━━━ DATASET RECORDS

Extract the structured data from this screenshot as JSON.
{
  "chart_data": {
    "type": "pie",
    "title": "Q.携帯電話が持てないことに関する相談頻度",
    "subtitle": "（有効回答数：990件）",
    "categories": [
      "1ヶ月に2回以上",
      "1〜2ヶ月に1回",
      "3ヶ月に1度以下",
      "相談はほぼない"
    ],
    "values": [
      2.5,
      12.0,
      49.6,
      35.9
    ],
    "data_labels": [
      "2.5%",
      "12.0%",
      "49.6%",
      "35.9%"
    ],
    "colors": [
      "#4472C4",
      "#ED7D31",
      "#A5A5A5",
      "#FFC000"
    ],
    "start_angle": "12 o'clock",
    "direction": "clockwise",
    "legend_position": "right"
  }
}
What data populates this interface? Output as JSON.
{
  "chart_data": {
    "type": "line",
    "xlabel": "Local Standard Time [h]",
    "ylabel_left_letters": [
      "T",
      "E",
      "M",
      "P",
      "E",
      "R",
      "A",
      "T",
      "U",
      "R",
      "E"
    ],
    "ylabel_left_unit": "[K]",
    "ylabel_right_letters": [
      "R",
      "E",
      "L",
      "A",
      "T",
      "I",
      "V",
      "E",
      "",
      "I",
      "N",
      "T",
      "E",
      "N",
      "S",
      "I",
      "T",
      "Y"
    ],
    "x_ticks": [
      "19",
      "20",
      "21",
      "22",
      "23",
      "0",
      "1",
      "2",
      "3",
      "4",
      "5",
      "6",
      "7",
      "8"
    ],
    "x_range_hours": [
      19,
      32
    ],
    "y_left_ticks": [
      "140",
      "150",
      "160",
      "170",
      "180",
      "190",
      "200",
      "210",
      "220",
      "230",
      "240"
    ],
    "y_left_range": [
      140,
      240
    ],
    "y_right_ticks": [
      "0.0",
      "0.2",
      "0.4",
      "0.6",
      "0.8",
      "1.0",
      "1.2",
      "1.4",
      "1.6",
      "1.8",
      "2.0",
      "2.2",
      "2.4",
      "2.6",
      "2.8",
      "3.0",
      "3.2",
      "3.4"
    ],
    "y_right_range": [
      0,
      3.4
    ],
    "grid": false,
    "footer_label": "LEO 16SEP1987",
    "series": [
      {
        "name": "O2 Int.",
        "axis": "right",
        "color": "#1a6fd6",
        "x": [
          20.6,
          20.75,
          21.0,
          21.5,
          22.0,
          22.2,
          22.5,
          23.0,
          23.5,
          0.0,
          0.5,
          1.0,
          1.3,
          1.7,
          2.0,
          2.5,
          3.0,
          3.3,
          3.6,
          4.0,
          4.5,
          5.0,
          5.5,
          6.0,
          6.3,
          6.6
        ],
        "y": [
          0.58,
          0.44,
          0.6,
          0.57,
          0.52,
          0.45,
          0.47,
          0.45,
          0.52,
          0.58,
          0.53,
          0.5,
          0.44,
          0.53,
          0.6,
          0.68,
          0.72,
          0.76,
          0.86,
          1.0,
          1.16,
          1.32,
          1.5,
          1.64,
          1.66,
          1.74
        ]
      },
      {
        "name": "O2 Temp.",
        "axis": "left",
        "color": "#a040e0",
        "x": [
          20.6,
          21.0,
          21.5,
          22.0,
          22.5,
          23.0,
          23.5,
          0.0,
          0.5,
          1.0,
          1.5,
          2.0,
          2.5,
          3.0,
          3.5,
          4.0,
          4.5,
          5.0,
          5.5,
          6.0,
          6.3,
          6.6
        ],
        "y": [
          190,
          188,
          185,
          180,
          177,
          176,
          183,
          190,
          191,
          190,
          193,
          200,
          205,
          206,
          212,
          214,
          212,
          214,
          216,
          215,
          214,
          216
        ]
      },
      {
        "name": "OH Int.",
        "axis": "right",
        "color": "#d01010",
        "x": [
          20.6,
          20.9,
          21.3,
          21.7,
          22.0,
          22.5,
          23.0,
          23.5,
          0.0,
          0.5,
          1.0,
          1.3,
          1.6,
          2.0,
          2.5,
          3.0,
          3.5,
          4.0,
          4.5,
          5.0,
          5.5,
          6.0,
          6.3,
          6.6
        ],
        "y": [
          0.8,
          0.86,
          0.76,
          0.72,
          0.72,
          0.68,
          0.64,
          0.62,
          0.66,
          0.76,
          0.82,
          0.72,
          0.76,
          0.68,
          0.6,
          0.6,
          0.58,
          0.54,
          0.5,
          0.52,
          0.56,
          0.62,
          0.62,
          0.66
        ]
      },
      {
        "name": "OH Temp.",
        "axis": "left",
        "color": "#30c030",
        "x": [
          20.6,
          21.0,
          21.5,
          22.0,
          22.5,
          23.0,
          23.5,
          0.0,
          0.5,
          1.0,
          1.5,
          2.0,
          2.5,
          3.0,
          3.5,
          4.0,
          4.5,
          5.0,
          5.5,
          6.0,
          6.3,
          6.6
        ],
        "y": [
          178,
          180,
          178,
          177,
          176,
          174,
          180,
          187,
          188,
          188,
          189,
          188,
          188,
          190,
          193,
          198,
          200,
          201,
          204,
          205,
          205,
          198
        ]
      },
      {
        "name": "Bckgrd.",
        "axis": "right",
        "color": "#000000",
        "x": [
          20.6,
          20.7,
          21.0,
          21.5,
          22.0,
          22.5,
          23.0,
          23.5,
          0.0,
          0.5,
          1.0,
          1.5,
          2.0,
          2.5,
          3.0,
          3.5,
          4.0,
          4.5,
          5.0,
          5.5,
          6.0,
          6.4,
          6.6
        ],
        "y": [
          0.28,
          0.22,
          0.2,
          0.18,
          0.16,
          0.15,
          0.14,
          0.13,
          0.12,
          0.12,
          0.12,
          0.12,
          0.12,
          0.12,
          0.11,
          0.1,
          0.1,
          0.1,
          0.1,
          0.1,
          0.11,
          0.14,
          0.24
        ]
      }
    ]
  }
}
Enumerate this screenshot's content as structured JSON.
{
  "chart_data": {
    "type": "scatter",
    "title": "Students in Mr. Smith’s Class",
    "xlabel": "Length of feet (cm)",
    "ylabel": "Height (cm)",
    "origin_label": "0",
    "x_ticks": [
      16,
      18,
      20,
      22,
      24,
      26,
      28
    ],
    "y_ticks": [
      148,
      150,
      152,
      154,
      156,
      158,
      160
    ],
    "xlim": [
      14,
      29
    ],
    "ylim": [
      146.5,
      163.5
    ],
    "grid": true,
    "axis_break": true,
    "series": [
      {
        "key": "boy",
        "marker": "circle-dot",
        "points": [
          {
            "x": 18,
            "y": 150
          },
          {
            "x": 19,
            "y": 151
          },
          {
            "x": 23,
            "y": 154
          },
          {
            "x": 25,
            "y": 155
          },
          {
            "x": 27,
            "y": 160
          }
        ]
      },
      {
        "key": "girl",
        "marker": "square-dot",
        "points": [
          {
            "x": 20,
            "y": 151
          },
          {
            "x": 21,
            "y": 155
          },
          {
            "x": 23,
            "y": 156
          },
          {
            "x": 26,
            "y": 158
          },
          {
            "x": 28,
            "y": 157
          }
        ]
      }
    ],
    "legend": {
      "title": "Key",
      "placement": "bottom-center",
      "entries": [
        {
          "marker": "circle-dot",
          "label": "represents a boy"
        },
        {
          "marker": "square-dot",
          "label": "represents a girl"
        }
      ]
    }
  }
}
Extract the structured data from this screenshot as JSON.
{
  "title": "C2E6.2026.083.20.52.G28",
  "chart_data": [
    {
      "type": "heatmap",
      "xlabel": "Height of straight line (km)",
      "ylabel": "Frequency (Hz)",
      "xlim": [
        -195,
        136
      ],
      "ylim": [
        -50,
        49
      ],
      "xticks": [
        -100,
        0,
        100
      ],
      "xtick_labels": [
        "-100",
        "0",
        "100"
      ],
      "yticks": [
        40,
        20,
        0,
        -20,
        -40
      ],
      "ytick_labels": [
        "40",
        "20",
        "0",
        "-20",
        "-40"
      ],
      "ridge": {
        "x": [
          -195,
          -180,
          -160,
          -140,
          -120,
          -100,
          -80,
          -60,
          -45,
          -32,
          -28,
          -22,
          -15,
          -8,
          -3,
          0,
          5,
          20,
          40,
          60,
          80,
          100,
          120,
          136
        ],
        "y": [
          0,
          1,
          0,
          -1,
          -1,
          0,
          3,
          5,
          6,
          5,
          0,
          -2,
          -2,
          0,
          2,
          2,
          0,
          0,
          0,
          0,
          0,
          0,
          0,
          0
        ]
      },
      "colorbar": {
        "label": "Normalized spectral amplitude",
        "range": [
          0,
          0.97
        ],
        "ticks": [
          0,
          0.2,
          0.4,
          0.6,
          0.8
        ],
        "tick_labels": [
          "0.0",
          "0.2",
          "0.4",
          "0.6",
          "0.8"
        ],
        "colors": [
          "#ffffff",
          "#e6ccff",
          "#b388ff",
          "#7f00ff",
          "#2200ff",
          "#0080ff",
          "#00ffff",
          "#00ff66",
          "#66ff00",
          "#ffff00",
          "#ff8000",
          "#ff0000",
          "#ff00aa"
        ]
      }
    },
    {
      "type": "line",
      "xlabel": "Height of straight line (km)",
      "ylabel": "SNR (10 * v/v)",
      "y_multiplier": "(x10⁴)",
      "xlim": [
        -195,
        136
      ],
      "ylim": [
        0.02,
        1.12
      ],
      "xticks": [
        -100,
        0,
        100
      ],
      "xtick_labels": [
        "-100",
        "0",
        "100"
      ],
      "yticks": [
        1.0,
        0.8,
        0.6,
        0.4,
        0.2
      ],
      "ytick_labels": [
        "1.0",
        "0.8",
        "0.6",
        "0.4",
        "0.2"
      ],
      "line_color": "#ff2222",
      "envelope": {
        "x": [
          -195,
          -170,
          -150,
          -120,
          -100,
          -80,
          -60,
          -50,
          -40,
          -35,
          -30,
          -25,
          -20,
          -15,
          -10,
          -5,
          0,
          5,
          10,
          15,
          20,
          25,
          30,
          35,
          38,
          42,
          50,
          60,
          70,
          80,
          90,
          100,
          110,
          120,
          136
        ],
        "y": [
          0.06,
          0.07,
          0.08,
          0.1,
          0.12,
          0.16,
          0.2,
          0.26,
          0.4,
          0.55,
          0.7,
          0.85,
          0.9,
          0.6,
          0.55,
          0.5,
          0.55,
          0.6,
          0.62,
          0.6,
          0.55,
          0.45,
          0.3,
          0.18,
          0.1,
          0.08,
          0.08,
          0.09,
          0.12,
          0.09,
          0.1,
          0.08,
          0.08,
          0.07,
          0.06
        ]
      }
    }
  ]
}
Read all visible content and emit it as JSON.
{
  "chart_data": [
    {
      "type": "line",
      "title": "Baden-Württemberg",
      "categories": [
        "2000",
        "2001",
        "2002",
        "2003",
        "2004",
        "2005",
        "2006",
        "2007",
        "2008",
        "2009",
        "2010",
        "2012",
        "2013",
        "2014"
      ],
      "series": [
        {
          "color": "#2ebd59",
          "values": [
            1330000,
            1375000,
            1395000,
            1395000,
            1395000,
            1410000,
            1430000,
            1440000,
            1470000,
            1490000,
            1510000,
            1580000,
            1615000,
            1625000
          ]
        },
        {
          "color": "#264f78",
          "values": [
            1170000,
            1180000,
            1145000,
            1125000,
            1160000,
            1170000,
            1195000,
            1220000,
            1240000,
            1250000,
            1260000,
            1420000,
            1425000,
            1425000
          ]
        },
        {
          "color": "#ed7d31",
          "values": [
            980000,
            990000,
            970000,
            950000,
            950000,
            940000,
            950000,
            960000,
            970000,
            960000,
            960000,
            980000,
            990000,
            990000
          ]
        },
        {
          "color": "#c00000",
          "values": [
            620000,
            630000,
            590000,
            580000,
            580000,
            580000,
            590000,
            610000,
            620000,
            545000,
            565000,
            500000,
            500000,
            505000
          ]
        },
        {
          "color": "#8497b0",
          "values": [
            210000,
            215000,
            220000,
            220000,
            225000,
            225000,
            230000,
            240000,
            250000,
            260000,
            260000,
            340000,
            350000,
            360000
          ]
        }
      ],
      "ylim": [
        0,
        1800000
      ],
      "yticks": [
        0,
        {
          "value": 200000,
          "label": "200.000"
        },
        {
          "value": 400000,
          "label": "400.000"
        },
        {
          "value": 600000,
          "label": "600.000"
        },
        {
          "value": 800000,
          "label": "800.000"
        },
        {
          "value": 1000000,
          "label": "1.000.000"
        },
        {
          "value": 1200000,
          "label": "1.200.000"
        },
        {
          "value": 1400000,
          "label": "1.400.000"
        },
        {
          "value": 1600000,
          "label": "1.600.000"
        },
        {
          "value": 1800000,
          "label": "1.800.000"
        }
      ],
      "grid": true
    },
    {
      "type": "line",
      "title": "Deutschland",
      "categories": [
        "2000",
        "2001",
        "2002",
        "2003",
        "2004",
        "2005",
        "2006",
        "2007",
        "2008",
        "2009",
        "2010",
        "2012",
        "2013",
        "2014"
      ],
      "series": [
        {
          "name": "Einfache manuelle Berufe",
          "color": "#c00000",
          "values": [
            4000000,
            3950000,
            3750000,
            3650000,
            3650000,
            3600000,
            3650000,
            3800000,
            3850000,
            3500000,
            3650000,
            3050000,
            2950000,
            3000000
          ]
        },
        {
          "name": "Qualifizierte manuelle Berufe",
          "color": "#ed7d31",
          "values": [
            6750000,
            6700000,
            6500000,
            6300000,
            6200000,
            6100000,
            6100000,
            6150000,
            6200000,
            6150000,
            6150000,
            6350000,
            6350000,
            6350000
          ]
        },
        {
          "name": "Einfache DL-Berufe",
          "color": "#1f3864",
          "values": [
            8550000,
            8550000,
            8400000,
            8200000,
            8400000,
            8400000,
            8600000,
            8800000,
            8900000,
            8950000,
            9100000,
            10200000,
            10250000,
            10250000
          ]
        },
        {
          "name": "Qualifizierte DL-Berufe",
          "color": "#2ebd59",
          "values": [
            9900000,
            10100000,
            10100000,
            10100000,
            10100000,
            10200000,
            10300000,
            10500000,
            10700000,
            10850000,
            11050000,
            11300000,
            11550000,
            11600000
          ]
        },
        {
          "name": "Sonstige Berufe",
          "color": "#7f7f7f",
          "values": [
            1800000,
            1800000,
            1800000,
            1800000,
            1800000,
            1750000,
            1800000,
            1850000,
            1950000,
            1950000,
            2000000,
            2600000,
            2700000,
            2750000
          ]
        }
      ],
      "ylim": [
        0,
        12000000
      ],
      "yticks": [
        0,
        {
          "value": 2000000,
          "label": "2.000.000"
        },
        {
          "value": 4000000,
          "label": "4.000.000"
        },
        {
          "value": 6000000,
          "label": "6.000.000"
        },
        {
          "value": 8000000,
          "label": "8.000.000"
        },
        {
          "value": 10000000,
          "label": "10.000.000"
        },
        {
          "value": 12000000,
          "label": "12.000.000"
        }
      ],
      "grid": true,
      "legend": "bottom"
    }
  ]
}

━━━━━━

> **REQUIREMENTS**
In the records, locate each line holding the string "xlabel" and copy it.

> **THE RESULT**
    "xlabel": "Local Standard Time [h]",
    "xlabel": "Length of feet (cm)",
      "xlabel": "Height of straight line (km)",
      "xlabel": "Height of straight line (km)",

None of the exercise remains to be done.